> AIM OF THE EXERCISE
Using the material below, copy every line where "times" appears.

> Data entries

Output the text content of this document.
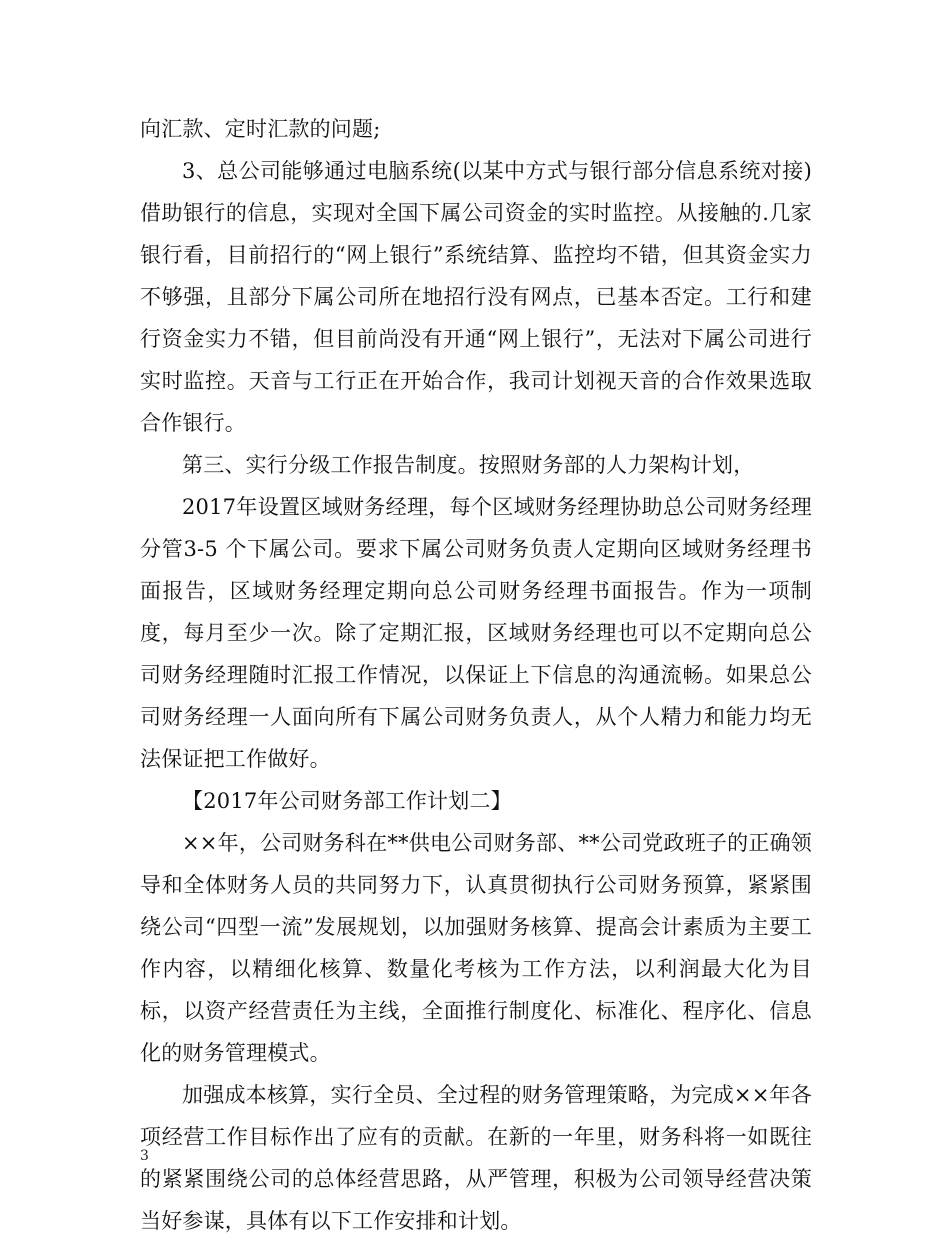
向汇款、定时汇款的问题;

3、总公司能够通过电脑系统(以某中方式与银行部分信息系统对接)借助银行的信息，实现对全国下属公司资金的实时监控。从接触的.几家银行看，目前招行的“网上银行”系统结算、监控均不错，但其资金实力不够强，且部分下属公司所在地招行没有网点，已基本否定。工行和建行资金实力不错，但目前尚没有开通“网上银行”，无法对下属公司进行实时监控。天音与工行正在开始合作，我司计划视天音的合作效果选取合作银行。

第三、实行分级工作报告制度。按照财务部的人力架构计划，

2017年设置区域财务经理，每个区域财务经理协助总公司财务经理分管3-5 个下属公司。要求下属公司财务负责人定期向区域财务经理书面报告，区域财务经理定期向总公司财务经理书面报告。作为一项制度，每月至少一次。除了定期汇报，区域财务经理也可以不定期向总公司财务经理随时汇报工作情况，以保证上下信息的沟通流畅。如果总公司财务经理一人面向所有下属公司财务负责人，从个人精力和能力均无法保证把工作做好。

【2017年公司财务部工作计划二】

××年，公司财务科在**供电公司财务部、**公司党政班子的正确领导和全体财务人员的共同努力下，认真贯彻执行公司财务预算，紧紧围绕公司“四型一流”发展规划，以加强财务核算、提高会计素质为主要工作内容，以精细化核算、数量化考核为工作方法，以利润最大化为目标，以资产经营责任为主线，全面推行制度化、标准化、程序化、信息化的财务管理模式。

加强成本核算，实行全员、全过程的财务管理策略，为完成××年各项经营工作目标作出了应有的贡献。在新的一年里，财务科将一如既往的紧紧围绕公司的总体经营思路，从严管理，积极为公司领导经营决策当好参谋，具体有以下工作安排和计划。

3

* * *

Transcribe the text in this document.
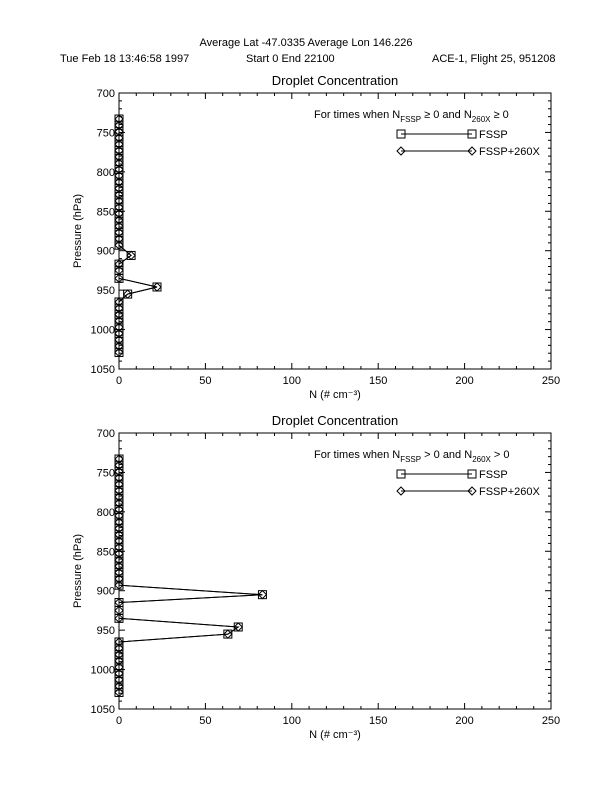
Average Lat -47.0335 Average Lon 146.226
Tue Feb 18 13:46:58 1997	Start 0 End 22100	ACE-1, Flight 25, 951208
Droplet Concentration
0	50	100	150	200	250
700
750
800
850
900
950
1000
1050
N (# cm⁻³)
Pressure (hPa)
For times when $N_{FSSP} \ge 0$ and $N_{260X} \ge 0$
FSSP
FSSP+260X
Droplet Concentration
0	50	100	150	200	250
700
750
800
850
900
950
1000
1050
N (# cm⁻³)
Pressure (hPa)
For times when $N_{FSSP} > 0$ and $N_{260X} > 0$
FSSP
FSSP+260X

> TASK OUTPUT
For times when $N_{FSSP} \ge 0$ and $N_{260X} \ge 0$
For times when $N_{FSSP} > 0$ and $N_{260X} > 0$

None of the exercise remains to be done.